What is being asked: Search the data for the word "Abundance" and copy every line where it occurs.

Input data:
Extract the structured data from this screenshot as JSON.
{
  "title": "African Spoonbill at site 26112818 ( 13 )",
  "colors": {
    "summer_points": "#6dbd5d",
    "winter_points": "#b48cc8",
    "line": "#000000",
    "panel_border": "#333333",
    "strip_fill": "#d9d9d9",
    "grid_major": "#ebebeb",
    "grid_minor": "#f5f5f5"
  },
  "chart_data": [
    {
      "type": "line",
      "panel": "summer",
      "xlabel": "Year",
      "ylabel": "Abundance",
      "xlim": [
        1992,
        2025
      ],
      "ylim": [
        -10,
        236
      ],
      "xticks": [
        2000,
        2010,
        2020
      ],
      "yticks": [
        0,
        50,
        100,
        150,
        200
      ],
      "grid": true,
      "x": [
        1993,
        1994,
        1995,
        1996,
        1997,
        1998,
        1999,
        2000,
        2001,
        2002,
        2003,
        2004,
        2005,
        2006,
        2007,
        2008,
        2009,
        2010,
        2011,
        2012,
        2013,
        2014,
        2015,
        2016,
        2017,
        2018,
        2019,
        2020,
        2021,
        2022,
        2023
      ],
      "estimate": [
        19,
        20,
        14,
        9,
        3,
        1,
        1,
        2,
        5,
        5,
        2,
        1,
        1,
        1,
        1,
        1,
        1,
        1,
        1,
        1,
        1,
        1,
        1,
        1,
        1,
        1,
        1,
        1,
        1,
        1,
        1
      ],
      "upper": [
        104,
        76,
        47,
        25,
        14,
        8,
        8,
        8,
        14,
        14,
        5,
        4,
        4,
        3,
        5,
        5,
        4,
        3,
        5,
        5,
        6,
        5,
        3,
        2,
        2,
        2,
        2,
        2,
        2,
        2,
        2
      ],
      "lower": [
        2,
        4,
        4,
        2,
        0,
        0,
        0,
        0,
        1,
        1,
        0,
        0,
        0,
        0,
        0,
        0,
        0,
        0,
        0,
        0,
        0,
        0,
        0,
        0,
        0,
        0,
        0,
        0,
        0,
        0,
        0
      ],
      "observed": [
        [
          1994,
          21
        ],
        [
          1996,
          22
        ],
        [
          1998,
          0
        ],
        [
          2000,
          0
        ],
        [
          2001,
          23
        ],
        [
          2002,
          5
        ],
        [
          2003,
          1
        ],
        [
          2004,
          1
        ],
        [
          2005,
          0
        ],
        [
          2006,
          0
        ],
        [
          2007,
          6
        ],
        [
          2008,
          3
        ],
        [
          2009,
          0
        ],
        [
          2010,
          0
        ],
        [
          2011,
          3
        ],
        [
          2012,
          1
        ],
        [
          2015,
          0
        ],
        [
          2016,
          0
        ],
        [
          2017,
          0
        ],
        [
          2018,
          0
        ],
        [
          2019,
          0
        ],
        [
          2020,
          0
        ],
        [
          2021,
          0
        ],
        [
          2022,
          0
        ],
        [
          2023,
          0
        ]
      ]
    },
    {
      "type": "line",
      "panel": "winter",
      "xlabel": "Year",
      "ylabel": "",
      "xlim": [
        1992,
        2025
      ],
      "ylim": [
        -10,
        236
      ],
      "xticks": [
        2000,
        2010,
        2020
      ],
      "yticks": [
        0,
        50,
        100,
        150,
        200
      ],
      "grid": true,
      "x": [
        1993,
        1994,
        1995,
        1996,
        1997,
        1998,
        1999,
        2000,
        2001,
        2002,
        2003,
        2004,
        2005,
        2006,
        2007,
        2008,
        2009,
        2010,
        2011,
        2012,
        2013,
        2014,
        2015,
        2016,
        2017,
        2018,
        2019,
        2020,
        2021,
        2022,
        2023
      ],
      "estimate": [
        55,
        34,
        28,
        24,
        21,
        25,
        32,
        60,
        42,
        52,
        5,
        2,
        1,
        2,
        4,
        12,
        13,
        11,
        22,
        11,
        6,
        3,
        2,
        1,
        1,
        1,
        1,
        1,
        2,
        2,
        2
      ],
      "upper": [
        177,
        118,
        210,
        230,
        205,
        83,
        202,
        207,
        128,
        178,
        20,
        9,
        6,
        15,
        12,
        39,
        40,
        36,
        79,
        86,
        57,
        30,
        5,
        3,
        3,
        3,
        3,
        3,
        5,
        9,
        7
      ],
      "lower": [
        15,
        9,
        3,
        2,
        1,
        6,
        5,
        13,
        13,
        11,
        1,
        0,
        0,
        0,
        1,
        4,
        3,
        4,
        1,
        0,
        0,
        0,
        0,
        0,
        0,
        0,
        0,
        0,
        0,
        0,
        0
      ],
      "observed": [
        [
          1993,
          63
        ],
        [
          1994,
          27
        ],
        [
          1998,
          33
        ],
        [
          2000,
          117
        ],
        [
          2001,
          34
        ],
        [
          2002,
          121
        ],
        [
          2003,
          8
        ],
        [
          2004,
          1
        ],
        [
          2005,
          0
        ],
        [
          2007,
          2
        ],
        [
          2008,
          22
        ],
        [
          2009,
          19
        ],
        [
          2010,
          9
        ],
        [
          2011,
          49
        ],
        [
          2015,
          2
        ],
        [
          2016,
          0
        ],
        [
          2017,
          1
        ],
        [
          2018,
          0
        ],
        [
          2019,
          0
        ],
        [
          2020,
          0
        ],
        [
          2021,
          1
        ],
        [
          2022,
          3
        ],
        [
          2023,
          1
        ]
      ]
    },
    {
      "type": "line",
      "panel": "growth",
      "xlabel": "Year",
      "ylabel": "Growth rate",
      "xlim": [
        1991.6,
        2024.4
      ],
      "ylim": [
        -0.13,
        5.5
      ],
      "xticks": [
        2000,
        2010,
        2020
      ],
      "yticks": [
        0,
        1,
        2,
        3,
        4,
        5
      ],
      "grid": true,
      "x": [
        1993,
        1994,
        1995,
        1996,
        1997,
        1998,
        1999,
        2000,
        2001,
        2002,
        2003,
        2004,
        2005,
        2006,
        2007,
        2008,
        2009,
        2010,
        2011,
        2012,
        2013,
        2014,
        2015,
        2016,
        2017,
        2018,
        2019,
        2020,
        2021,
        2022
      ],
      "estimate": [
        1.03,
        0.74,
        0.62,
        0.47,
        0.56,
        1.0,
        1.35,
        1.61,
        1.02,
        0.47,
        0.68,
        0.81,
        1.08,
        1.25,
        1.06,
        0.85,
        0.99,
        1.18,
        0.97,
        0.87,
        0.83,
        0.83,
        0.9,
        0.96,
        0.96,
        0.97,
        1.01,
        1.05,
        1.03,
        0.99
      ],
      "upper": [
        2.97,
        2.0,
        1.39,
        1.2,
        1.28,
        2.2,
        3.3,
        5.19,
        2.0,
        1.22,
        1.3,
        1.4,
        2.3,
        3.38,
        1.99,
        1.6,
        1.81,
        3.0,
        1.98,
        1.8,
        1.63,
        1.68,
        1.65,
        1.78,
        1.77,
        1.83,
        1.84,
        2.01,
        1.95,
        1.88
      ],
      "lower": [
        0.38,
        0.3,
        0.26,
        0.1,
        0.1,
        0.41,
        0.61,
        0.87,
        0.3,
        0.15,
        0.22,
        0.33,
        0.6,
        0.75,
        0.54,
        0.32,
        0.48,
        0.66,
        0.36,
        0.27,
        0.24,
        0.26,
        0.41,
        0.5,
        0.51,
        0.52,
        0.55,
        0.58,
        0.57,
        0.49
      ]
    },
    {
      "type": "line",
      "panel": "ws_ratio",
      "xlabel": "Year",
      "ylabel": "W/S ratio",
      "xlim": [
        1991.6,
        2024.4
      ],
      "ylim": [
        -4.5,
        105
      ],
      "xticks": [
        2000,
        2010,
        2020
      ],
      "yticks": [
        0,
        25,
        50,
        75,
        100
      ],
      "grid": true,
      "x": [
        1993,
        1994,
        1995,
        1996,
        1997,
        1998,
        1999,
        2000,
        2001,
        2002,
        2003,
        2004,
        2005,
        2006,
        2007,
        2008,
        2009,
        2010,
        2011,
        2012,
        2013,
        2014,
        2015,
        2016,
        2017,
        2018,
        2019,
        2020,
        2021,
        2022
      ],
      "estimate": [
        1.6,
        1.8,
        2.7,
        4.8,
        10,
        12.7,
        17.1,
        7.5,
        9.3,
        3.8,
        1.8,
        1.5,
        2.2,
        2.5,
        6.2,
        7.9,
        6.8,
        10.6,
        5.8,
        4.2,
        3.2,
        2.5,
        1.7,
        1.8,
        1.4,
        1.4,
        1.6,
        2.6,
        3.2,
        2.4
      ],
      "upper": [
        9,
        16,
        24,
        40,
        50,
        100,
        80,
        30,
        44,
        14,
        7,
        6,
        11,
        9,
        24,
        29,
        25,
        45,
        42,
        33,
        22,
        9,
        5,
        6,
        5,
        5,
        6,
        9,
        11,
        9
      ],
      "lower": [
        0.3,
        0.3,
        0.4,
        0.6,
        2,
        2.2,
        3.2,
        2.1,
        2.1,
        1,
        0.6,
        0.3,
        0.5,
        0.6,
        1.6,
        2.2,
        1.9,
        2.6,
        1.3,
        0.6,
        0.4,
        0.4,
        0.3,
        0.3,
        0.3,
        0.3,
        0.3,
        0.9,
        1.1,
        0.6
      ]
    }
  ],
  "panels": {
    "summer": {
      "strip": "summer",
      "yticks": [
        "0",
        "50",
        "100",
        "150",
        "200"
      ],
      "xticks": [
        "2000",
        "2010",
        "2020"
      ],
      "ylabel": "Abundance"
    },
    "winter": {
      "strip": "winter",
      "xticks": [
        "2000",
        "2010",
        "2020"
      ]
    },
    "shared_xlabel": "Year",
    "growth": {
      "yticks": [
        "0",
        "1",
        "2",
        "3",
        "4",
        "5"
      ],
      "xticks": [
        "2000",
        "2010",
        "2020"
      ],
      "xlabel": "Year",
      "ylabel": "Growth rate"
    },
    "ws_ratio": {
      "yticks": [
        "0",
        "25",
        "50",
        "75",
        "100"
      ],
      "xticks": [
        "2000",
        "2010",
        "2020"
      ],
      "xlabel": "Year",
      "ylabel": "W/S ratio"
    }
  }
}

Correct output:
      "ylabel": "Abundance",
      "ylabel": "Abundance"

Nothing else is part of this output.